Set exercise: Only a number is expected: how many lines in the data below contain the word "Минского".

Saved data entries:
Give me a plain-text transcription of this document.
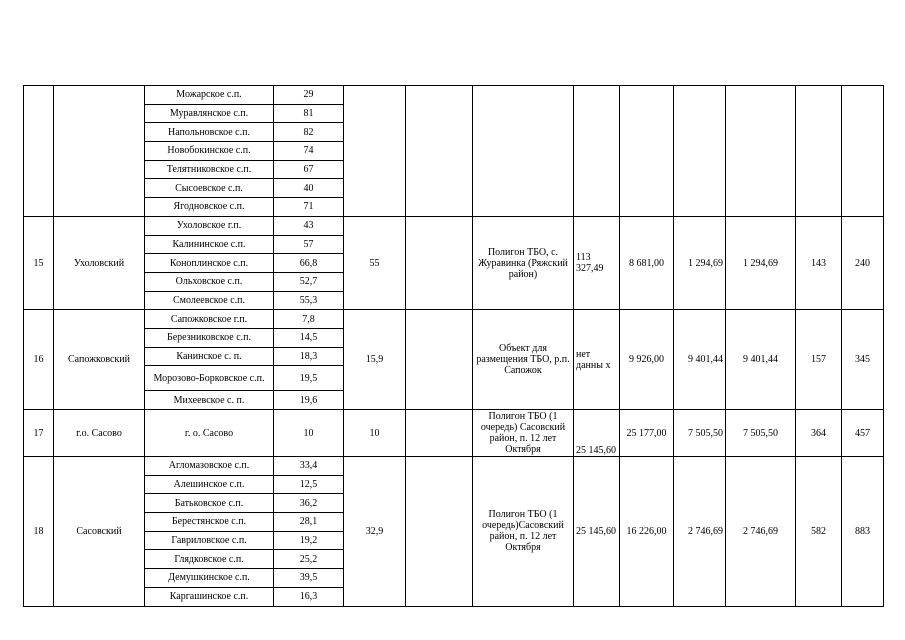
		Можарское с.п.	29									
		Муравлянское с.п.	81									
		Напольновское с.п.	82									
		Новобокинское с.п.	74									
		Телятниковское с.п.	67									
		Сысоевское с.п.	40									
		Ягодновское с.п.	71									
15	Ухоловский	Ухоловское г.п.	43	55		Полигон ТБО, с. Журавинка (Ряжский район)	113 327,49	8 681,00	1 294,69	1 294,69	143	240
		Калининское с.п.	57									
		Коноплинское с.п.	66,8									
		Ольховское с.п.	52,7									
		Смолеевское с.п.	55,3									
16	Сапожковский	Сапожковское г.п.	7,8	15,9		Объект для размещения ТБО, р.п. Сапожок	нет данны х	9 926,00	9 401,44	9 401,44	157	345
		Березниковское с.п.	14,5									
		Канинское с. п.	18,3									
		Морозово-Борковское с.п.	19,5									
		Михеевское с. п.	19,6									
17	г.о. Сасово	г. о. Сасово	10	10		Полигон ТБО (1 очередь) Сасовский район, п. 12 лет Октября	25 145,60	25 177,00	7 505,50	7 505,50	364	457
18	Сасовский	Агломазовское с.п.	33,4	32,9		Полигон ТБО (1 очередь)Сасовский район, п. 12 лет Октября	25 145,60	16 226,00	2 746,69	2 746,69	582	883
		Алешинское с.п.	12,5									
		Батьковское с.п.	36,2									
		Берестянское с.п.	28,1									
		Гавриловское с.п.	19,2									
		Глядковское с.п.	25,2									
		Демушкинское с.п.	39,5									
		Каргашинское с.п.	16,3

...

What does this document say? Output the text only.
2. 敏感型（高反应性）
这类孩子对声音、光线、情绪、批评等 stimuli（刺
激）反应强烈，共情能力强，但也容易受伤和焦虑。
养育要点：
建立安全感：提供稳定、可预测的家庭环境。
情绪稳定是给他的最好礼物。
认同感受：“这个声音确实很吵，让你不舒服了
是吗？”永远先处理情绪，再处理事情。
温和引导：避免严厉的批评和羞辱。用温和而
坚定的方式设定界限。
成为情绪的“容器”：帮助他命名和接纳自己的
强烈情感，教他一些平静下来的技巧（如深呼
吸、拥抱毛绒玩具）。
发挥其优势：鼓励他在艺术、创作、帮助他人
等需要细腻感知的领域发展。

---

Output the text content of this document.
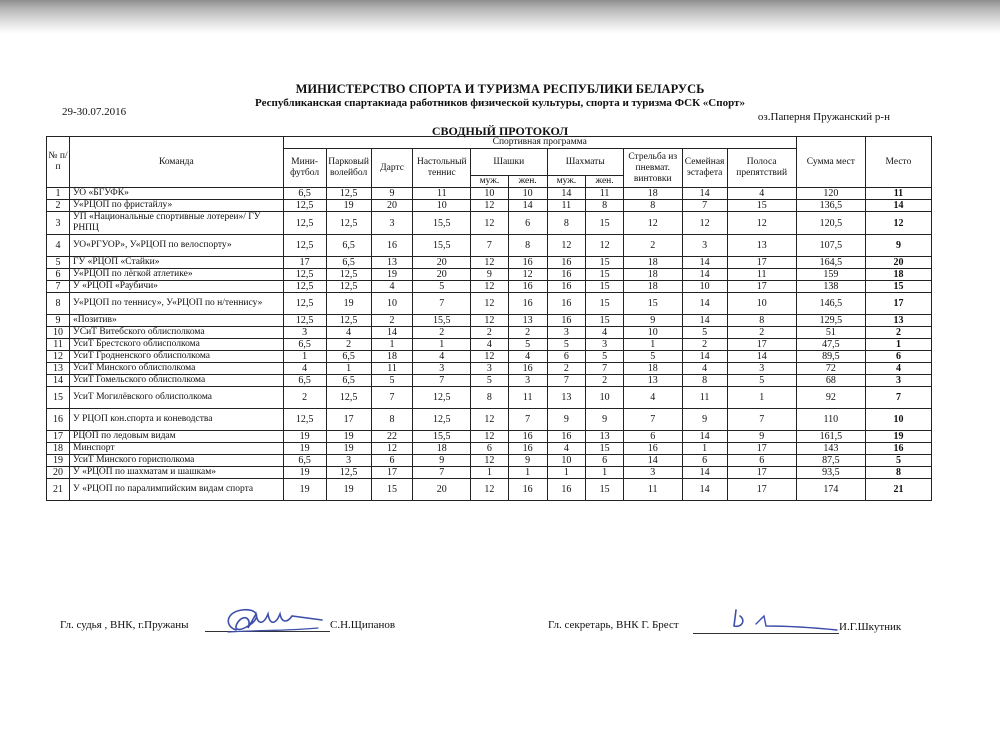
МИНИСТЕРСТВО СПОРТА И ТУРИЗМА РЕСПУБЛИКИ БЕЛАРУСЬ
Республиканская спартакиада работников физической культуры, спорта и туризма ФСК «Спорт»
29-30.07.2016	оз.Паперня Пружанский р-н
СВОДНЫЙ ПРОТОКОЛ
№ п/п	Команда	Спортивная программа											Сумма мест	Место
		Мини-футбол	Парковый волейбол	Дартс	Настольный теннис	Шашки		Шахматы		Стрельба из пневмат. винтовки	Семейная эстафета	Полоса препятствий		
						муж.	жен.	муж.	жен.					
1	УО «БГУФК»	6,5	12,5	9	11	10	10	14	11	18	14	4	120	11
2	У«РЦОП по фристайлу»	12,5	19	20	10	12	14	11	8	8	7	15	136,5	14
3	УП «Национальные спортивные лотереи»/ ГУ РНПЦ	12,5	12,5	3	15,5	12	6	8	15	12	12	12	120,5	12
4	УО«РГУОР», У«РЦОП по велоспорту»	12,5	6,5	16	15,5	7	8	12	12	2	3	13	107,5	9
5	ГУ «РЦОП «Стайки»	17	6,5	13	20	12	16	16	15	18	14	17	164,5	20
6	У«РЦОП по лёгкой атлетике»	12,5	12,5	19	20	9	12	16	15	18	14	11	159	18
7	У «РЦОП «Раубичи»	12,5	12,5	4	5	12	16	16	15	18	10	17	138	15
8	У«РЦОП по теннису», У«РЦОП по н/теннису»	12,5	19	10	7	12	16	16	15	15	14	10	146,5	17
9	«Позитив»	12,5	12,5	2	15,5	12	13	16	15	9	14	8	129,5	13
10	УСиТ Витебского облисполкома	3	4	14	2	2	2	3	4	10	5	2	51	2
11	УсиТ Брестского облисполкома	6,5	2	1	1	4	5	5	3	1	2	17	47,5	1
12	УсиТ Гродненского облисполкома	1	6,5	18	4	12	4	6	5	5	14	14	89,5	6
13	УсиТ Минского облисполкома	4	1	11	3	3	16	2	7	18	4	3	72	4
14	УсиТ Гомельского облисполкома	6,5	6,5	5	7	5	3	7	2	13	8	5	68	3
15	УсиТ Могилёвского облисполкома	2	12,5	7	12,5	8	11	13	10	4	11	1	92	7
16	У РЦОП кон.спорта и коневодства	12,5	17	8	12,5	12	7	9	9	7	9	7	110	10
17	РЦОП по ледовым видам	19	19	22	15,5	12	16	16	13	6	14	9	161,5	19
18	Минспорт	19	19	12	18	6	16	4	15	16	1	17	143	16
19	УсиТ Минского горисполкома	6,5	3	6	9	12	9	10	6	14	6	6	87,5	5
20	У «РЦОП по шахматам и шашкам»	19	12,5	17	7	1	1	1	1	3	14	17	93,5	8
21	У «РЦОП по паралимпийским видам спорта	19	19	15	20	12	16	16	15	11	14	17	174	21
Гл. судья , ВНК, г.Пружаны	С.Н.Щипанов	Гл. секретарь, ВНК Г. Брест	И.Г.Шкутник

Solution to this problem: 2